Source records
▽

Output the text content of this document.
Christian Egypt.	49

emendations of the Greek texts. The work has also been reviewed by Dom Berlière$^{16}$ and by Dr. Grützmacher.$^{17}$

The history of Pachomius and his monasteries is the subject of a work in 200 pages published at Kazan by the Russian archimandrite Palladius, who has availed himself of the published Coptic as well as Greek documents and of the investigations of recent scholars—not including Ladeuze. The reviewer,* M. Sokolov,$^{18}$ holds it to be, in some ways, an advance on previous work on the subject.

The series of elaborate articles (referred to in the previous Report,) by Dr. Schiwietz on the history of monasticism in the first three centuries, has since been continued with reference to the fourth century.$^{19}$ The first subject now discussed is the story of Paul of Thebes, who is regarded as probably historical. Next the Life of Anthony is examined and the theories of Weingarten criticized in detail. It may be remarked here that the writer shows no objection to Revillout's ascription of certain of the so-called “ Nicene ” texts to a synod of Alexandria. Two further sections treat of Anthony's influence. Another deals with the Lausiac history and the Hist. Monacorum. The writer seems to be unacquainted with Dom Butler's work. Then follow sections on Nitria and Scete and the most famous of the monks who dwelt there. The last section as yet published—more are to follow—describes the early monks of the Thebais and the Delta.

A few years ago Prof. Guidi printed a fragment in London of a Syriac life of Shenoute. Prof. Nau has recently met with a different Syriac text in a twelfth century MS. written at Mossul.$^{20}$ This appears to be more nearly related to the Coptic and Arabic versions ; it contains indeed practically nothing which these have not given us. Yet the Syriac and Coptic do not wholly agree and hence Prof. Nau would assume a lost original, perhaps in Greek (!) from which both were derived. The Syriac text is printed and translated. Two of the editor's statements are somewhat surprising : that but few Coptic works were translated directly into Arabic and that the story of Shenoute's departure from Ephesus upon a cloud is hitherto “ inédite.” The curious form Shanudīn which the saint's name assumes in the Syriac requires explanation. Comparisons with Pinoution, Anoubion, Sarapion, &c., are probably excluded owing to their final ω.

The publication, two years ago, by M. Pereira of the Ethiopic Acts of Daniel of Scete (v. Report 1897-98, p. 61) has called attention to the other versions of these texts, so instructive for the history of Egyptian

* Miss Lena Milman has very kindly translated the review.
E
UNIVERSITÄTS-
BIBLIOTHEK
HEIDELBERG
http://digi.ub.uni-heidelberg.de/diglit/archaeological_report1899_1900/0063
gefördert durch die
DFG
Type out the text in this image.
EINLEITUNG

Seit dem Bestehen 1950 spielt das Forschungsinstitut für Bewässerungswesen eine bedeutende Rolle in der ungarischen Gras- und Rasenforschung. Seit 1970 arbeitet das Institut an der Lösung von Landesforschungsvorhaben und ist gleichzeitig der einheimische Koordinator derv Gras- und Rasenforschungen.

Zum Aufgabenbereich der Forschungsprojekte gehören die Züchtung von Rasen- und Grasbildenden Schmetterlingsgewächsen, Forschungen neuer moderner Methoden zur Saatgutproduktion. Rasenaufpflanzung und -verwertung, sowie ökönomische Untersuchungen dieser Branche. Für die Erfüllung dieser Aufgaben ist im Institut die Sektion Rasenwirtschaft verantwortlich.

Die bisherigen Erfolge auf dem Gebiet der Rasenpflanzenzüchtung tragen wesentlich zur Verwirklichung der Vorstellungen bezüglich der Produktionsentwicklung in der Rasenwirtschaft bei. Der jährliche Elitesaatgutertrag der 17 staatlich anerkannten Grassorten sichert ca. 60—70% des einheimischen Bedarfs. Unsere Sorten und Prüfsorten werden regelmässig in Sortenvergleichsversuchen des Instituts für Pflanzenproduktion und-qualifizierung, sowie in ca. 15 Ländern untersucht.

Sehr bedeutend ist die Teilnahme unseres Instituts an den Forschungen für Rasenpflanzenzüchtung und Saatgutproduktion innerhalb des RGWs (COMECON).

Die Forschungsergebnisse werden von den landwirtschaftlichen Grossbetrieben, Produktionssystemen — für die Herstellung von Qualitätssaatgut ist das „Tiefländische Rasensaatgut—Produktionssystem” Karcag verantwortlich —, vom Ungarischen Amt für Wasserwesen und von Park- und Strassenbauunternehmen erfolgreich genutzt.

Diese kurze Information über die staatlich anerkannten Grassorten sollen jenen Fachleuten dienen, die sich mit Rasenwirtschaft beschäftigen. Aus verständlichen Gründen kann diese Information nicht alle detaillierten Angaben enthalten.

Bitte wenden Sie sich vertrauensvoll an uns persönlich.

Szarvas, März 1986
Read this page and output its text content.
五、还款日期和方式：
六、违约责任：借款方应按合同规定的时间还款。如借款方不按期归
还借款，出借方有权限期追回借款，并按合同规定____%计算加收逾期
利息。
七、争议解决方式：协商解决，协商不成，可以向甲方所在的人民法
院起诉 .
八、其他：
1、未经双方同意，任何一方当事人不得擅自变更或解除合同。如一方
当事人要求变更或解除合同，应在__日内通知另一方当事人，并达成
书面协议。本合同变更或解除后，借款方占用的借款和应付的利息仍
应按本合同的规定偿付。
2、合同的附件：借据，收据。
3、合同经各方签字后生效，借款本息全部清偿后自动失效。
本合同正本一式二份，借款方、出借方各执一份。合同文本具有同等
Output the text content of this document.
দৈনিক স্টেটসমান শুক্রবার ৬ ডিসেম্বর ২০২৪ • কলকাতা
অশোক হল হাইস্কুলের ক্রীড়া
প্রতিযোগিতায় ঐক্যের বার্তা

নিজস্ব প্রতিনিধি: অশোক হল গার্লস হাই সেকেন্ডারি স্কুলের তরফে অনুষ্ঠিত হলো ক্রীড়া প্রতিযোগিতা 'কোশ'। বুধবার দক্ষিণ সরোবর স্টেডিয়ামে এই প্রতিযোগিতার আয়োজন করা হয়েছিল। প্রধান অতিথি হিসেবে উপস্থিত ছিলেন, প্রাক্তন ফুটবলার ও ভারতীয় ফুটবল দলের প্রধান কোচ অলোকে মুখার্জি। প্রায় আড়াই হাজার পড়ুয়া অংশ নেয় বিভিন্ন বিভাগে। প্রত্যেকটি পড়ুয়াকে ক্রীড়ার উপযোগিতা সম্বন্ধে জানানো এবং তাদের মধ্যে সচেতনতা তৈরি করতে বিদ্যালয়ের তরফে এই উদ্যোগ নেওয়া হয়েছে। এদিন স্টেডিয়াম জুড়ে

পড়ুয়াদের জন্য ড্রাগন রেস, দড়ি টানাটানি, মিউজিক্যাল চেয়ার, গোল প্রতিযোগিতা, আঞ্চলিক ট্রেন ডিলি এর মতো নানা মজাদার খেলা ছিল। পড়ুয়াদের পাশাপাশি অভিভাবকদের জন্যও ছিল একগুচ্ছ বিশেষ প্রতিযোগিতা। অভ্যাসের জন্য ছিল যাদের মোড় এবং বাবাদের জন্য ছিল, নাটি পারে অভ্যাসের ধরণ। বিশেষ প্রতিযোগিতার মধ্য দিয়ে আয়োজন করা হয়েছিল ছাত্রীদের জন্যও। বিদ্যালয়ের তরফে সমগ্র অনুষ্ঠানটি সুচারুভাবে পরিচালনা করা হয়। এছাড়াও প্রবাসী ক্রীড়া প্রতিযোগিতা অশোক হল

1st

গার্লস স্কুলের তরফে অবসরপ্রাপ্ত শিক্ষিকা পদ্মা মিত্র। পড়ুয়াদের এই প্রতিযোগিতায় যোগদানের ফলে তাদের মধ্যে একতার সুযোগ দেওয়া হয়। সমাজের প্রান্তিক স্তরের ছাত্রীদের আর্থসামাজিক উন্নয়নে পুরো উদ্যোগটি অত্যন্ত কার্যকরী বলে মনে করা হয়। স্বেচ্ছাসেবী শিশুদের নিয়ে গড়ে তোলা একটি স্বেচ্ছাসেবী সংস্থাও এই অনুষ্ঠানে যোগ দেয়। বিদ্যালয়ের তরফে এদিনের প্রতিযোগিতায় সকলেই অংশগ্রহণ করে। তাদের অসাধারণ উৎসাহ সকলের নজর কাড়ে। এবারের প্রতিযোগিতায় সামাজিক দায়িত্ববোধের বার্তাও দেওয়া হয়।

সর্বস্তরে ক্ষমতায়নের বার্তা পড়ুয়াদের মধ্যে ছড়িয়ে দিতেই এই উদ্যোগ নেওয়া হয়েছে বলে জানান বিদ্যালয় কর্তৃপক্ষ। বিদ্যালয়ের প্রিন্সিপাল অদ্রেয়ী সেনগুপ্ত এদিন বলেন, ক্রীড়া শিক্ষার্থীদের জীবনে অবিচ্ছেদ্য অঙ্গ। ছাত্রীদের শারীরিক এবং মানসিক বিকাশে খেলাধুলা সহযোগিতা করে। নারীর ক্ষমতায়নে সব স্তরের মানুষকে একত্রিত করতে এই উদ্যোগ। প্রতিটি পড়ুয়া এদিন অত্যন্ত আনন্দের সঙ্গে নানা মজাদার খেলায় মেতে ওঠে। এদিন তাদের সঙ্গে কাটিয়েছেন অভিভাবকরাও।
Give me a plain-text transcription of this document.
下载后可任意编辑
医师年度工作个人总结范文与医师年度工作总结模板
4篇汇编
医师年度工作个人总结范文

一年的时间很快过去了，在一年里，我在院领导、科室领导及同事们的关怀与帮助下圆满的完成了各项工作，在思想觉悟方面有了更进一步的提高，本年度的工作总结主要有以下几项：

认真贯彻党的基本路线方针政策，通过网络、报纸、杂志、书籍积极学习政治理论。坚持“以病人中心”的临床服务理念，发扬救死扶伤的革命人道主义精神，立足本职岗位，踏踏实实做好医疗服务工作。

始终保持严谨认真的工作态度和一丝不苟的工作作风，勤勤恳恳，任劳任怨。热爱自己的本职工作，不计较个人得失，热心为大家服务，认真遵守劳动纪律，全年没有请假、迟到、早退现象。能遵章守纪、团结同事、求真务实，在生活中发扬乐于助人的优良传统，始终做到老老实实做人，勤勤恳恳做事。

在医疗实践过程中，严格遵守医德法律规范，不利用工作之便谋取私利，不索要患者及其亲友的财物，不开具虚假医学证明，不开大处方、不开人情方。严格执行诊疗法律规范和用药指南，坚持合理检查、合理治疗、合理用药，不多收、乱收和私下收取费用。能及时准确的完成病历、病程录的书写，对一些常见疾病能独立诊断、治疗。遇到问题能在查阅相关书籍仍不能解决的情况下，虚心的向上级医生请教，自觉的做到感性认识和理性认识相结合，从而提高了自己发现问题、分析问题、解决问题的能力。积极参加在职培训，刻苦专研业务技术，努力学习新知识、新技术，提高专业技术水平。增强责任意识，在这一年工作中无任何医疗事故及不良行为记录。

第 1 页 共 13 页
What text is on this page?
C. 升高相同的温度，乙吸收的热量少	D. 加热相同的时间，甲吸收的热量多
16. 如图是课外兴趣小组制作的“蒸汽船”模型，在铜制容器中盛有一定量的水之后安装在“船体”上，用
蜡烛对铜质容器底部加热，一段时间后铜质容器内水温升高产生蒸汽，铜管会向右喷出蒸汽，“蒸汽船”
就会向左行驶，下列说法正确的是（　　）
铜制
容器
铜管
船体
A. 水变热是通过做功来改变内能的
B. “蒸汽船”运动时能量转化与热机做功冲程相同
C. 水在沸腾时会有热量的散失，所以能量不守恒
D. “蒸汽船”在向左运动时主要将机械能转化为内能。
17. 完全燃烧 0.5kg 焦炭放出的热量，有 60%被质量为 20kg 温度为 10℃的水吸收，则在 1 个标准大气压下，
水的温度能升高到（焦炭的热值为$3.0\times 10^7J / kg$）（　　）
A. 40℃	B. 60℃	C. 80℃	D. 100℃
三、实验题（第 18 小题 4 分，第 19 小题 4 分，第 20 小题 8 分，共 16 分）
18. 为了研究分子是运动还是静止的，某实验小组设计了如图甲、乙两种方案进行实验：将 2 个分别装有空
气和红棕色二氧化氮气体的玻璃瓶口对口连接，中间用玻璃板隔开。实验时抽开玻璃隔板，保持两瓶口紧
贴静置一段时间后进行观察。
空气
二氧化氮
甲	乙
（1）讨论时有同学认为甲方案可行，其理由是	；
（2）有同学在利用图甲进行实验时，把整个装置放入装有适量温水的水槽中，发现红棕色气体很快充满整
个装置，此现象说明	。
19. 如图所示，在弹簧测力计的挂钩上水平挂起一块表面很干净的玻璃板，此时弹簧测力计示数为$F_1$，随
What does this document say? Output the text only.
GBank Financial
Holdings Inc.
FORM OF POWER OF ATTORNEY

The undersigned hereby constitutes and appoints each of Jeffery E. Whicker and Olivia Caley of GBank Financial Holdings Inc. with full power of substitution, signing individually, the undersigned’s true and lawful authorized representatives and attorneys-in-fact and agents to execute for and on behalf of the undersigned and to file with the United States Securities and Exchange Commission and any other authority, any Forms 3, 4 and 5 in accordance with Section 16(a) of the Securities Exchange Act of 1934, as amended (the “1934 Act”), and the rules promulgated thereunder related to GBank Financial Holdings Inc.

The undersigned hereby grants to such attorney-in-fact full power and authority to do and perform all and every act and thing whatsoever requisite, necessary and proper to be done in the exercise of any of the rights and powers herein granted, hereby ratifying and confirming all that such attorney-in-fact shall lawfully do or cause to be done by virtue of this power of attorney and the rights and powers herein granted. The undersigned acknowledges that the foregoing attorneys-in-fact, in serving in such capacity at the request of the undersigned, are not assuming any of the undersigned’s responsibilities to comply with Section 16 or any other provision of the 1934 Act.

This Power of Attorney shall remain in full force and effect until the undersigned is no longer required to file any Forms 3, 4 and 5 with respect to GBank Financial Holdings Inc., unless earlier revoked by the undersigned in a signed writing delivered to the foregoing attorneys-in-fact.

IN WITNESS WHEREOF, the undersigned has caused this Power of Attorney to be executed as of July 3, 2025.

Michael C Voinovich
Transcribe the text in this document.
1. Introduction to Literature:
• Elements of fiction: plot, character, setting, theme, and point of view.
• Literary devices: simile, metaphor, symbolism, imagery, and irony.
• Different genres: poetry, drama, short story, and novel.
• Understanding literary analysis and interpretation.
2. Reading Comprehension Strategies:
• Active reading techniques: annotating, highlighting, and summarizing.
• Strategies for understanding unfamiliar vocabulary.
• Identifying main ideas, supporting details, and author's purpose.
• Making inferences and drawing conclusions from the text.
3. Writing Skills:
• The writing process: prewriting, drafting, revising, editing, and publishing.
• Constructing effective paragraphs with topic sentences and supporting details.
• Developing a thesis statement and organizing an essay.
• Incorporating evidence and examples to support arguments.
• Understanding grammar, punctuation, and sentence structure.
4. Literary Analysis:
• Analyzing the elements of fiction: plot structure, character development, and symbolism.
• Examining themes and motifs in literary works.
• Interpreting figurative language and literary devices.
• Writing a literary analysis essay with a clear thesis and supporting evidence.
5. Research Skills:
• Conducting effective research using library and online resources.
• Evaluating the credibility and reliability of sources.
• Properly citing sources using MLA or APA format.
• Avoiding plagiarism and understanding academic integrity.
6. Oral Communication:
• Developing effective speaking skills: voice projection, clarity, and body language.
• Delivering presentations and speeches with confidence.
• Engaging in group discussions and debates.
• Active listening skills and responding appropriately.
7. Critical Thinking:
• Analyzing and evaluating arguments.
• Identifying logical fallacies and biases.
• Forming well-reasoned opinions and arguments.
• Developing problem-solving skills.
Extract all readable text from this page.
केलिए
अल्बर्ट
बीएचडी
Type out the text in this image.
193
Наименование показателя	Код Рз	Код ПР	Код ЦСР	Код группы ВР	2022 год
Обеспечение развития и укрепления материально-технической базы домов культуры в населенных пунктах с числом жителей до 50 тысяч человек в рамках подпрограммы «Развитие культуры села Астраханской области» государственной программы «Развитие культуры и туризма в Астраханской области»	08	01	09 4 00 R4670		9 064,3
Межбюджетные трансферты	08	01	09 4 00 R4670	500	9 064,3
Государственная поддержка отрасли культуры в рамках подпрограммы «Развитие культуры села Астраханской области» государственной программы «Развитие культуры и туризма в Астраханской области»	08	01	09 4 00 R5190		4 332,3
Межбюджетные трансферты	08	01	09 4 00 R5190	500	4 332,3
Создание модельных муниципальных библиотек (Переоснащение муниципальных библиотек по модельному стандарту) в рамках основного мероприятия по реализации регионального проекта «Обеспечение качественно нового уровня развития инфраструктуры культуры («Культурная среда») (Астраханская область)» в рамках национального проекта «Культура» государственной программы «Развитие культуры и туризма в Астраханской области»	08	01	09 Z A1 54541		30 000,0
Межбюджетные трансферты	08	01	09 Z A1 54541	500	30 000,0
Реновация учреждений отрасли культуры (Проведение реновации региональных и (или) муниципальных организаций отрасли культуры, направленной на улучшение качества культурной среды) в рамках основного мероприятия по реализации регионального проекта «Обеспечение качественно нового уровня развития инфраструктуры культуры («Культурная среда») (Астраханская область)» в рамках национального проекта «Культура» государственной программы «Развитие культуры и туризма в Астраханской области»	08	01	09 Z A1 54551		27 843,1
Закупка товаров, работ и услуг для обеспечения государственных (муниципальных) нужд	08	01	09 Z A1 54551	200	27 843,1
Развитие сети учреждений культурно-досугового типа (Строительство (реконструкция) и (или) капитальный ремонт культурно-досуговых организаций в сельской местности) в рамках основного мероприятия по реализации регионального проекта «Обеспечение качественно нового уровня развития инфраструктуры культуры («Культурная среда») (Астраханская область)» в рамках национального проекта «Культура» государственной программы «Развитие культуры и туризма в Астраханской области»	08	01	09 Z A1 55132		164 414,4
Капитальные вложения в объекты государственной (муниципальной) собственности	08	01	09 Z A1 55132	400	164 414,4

△

● Task details: Copy down every line of the material above that includes the string "Active".

● Task output:
• Active reading techniques: annotating, highlighting, and summarizing.
• Active listening skills and responding appropriately.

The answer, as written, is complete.